→ **Stated task**
Among the lines below, count those with "Reserved". Give only the number.

[Stored data]
=====

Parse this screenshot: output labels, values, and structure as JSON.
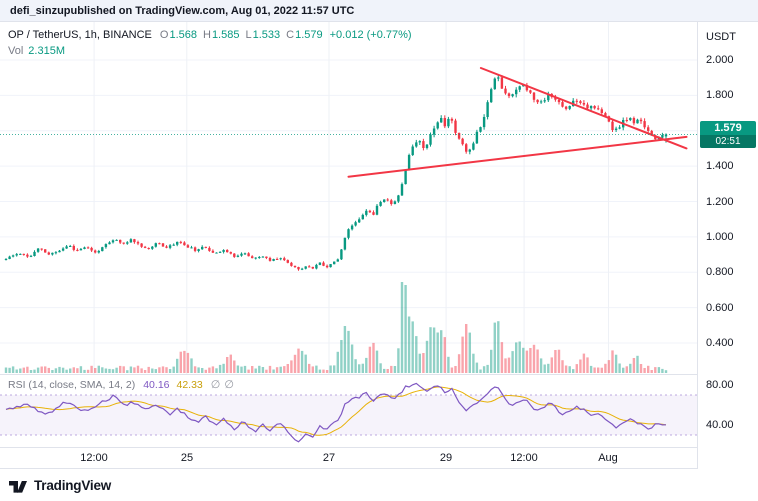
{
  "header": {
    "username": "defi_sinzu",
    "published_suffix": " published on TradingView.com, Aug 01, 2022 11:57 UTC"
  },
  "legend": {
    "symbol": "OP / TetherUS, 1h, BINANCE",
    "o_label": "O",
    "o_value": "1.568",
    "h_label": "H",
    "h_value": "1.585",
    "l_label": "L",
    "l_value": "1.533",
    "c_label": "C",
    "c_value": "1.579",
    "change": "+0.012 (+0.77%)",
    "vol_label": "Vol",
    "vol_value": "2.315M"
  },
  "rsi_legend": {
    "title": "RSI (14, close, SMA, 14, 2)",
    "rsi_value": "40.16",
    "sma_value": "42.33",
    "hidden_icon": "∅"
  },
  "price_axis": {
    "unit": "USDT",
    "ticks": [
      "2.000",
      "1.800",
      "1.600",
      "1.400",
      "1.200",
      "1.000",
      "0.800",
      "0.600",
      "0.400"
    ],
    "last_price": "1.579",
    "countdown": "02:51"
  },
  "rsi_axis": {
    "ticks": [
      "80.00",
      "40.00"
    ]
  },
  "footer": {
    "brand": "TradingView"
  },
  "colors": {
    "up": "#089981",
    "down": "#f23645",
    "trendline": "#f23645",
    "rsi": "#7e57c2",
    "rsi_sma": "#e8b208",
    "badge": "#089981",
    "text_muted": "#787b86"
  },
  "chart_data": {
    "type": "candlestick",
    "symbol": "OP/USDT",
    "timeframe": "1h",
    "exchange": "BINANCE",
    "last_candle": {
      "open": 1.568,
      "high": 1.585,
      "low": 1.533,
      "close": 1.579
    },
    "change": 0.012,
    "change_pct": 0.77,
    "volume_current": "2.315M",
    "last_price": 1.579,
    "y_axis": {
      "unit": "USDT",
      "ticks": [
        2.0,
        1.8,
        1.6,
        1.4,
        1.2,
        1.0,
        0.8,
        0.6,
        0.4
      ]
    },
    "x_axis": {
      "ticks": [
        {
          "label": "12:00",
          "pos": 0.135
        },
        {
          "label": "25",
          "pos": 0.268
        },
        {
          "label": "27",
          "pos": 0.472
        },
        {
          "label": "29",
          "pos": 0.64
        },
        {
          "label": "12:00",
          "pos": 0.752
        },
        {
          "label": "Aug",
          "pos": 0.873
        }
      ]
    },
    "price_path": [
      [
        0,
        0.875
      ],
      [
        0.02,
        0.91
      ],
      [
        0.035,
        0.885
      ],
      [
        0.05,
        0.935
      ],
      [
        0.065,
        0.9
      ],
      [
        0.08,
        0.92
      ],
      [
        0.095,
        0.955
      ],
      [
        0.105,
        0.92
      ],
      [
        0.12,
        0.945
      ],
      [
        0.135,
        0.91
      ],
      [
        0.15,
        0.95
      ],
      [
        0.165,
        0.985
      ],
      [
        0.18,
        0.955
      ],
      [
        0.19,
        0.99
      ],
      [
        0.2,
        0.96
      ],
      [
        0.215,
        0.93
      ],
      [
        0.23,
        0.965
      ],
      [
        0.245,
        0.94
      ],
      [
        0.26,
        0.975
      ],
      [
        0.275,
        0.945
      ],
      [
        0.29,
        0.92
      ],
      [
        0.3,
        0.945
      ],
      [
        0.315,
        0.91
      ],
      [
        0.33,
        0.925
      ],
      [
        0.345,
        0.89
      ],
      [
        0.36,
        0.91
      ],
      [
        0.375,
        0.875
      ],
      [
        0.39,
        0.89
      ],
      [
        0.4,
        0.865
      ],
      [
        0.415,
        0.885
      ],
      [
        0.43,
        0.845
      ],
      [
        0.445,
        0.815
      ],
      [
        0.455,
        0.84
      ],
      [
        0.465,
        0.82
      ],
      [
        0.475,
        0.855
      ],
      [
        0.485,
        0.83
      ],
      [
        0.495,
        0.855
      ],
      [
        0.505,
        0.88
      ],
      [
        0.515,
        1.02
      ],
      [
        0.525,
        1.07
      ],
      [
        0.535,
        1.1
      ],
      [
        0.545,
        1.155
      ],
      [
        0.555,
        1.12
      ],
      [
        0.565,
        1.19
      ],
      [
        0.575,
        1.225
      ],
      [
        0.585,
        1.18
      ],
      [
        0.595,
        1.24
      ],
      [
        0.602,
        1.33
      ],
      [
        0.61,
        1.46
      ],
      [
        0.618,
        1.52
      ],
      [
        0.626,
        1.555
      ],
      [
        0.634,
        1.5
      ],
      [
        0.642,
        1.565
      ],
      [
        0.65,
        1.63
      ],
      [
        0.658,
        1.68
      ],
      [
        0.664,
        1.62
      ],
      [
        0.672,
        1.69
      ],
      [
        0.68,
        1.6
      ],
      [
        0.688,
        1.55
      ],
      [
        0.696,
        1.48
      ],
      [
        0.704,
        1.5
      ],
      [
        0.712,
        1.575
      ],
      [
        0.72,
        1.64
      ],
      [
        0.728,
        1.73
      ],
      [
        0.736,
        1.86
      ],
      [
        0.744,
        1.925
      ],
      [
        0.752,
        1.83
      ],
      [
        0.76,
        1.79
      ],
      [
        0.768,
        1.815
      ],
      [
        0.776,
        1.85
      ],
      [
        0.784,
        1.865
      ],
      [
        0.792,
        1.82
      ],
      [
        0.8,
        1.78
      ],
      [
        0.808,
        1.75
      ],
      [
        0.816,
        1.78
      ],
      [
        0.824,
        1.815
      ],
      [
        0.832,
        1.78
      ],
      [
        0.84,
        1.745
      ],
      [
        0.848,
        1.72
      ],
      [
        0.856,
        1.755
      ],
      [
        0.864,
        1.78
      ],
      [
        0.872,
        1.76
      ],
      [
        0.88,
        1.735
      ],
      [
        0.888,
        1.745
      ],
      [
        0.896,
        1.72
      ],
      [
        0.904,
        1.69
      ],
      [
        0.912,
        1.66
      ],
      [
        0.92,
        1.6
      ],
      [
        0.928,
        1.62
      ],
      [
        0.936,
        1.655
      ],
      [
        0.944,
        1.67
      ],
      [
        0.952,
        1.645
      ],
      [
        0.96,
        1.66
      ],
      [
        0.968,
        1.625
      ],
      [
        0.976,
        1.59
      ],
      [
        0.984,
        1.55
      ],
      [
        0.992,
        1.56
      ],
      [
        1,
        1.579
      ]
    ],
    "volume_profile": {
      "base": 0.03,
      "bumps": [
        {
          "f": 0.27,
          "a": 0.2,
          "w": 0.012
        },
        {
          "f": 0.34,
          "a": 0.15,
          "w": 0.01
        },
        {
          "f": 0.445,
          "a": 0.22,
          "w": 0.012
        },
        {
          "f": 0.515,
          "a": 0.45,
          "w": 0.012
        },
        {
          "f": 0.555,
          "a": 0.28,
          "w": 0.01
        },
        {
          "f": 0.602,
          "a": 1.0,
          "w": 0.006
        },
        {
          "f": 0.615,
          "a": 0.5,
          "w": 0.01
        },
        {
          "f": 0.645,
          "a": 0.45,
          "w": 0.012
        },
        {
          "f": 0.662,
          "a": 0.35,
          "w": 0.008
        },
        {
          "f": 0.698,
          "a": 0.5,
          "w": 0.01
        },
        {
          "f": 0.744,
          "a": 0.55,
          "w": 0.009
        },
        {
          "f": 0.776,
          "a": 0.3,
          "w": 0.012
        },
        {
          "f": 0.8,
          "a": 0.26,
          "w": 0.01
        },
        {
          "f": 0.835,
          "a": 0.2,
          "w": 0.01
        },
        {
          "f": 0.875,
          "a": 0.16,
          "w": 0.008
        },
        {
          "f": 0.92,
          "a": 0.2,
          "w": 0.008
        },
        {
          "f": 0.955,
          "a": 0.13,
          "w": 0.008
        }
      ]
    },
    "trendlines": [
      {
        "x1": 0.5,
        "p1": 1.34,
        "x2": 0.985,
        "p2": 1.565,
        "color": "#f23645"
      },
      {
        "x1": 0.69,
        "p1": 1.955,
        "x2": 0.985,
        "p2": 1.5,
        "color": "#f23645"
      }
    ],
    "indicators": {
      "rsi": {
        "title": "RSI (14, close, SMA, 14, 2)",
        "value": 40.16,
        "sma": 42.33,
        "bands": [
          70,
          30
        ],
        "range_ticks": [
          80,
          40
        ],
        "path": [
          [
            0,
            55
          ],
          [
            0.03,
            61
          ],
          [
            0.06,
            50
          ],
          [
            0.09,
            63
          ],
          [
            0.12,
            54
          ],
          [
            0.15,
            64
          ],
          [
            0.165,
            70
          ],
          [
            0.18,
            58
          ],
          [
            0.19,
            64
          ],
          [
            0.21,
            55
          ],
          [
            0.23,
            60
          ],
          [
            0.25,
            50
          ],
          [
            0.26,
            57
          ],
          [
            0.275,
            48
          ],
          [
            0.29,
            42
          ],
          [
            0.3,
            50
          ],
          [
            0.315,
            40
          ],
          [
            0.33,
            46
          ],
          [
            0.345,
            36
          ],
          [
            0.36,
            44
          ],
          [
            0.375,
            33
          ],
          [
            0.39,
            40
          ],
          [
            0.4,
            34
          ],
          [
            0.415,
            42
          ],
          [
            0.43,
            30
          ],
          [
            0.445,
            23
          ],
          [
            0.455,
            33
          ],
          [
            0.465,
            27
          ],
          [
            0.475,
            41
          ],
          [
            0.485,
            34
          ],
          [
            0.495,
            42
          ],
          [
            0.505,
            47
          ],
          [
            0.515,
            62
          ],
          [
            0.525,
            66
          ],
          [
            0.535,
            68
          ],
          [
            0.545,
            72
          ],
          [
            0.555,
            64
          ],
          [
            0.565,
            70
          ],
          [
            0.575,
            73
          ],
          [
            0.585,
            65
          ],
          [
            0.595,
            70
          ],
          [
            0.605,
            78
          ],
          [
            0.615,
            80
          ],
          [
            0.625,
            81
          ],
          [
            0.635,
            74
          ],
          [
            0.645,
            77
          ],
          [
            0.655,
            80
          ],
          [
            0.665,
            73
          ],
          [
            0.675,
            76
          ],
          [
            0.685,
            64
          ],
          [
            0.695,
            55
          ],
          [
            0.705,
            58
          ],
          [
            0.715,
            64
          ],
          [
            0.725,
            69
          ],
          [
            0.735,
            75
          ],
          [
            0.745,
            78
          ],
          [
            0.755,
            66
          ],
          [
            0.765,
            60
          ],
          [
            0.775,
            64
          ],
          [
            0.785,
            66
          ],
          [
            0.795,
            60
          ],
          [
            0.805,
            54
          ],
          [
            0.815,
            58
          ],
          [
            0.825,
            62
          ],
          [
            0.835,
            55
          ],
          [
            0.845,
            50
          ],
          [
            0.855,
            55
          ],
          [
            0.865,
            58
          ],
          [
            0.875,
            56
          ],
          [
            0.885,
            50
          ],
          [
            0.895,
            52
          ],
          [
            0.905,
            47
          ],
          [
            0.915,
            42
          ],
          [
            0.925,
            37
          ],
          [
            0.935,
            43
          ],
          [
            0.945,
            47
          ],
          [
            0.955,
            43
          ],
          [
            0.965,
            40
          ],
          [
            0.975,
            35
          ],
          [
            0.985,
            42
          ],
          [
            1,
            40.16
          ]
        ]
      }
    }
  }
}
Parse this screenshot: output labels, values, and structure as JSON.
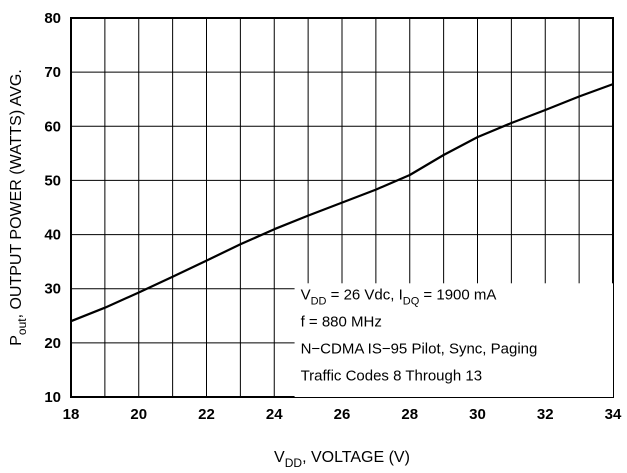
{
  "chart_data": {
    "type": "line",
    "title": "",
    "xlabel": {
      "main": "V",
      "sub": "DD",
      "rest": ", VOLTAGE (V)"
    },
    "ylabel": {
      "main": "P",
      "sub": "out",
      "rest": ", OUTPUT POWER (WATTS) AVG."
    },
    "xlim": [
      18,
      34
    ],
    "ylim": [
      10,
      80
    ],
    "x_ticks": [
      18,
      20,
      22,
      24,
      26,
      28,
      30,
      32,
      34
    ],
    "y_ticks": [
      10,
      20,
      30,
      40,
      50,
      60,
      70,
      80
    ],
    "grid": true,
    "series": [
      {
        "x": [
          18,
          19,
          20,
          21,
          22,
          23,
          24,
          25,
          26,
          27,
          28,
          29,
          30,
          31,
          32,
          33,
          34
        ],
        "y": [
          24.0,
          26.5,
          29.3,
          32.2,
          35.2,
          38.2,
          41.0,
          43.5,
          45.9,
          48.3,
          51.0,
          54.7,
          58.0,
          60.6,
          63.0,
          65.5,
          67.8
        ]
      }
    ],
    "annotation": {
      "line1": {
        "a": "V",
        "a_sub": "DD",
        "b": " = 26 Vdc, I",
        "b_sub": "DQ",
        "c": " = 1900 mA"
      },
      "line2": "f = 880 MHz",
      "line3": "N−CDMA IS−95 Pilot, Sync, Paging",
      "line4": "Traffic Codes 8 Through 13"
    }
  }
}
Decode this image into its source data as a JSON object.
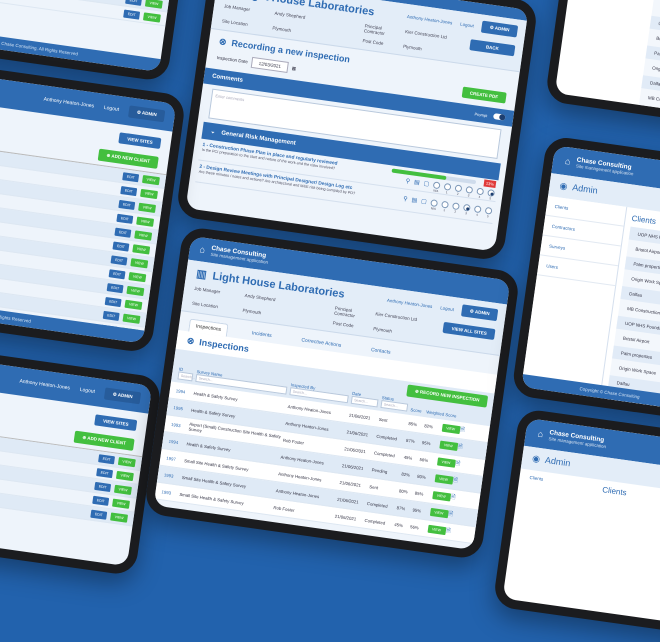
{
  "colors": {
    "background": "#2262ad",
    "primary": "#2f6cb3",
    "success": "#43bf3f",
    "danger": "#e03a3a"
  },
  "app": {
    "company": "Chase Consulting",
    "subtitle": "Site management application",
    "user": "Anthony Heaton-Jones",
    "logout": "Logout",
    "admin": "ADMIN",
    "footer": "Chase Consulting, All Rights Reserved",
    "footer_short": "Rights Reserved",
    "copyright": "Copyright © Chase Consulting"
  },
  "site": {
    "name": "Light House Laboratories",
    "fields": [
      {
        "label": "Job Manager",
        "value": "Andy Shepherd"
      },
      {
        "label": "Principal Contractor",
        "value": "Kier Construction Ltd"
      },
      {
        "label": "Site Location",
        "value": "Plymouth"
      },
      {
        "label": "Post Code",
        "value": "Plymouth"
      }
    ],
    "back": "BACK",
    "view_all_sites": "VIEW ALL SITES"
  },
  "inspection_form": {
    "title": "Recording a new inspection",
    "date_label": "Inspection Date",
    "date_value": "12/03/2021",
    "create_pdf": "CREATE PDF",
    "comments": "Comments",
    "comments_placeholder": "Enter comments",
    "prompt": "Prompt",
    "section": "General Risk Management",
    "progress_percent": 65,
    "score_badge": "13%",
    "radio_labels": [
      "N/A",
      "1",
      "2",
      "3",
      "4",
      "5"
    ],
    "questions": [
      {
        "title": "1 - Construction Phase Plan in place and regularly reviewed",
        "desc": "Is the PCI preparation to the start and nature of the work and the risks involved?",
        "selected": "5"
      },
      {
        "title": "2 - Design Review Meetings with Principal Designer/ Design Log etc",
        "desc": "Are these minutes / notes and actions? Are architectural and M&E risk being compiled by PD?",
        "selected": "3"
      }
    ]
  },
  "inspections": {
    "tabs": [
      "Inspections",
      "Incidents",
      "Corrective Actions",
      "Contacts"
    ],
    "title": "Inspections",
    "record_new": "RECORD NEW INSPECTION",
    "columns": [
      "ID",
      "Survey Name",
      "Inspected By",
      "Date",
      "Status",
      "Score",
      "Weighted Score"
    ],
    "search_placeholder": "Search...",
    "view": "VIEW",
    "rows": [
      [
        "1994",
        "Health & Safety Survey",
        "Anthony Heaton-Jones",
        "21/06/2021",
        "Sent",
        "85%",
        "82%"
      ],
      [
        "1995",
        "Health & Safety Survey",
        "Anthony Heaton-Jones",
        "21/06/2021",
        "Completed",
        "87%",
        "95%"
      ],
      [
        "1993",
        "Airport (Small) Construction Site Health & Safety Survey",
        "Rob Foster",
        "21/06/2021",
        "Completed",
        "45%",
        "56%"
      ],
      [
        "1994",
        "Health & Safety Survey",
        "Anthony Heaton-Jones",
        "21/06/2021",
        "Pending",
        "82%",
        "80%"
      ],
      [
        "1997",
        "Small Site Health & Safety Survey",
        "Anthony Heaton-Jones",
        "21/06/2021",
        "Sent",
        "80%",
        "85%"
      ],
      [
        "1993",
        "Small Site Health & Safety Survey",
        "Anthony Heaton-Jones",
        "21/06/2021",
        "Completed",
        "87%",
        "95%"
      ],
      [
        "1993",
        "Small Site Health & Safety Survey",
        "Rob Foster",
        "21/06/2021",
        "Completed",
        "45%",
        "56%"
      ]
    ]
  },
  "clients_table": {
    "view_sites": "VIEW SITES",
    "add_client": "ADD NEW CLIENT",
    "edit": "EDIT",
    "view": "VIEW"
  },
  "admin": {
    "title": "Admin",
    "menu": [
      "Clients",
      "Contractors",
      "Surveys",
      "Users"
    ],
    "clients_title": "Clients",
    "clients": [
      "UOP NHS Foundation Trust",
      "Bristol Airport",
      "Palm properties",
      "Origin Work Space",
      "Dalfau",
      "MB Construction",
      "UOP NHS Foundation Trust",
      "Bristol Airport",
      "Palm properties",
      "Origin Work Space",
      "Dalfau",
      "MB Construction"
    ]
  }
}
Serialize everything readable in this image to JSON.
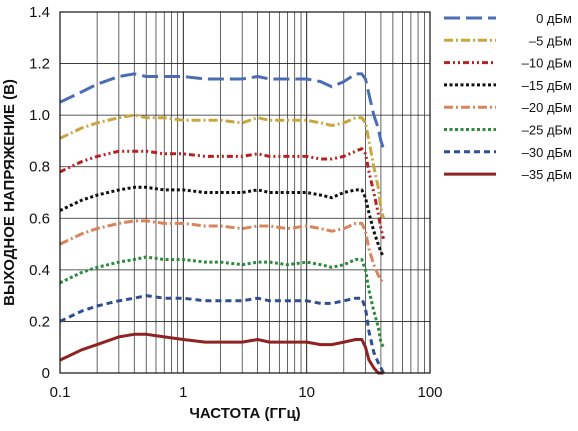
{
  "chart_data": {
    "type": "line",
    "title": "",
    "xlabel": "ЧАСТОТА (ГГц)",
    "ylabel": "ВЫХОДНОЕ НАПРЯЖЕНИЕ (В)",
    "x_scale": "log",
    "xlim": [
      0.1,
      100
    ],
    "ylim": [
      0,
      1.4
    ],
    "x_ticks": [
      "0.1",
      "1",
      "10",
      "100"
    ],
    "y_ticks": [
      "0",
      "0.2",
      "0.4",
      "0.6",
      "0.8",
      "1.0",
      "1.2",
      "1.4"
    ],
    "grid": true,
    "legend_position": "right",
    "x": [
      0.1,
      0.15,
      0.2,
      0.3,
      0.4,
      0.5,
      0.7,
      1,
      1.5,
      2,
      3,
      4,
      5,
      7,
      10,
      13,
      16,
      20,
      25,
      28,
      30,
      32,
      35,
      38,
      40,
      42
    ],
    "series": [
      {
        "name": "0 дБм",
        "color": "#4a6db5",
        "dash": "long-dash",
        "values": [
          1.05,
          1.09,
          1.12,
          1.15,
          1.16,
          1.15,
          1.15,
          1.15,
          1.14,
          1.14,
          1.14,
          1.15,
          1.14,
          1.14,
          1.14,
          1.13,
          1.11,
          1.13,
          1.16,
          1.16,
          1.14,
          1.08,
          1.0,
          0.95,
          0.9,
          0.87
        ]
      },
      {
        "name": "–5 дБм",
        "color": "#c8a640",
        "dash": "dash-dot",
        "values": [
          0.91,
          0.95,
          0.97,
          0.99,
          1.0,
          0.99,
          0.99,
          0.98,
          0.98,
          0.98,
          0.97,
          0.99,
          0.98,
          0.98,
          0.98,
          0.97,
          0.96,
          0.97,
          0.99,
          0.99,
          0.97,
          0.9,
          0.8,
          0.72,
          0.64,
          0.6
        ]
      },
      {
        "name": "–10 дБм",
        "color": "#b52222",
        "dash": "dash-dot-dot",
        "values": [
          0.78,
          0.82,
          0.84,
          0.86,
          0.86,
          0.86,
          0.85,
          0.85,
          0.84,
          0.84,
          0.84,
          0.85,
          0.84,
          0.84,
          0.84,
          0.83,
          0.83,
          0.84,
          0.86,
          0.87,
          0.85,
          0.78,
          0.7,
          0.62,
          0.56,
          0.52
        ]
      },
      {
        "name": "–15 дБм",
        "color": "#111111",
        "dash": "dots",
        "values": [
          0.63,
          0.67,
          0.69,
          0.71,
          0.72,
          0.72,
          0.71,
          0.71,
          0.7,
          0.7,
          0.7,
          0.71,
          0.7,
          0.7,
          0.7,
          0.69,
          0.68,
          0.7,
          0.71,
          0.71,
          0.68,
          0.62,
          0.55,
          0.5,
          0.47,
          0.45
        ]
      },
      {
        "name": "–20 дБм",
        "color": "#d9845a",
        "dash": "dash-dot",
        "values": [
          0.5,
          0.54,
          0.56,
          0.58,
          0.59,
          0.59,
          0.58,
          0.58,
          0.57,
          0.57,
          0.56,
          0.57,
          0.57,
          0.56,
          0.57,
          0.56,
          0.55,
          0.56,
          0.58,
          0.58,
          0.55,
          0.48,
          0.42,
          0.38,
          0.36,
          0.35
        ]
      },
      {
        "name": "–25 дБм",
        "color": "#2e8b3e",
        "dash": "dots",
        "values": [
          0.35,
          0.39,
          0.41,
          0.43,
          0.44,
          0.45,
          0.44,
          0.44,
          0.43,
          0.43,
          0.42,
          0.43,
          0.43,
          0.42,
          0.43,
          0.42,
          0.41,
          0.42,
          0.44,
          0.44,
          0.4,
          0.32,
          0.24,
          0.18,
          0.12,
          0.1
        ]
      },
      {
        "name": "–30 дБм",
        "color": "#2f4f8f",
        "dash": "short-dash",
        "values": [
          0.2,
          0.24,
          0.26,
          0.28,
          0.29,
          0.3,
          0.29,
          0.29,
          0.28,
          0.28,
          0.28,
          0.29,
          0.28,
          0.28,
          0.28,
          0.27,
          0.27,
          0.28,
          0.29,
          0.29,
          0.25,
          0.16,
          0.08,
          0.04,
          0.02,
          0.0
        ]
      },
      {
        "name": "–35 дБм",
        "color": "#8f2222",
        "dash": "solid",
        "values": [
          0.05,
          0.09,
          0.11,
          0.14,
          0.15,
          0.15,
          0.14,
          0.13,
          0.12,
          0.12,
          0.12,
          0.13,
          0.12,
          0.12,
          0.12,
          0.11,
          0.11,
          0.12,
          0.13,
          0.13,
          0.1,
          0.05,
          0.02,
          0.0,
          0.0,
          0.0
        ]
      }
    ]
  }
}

=====

→ **The response**
2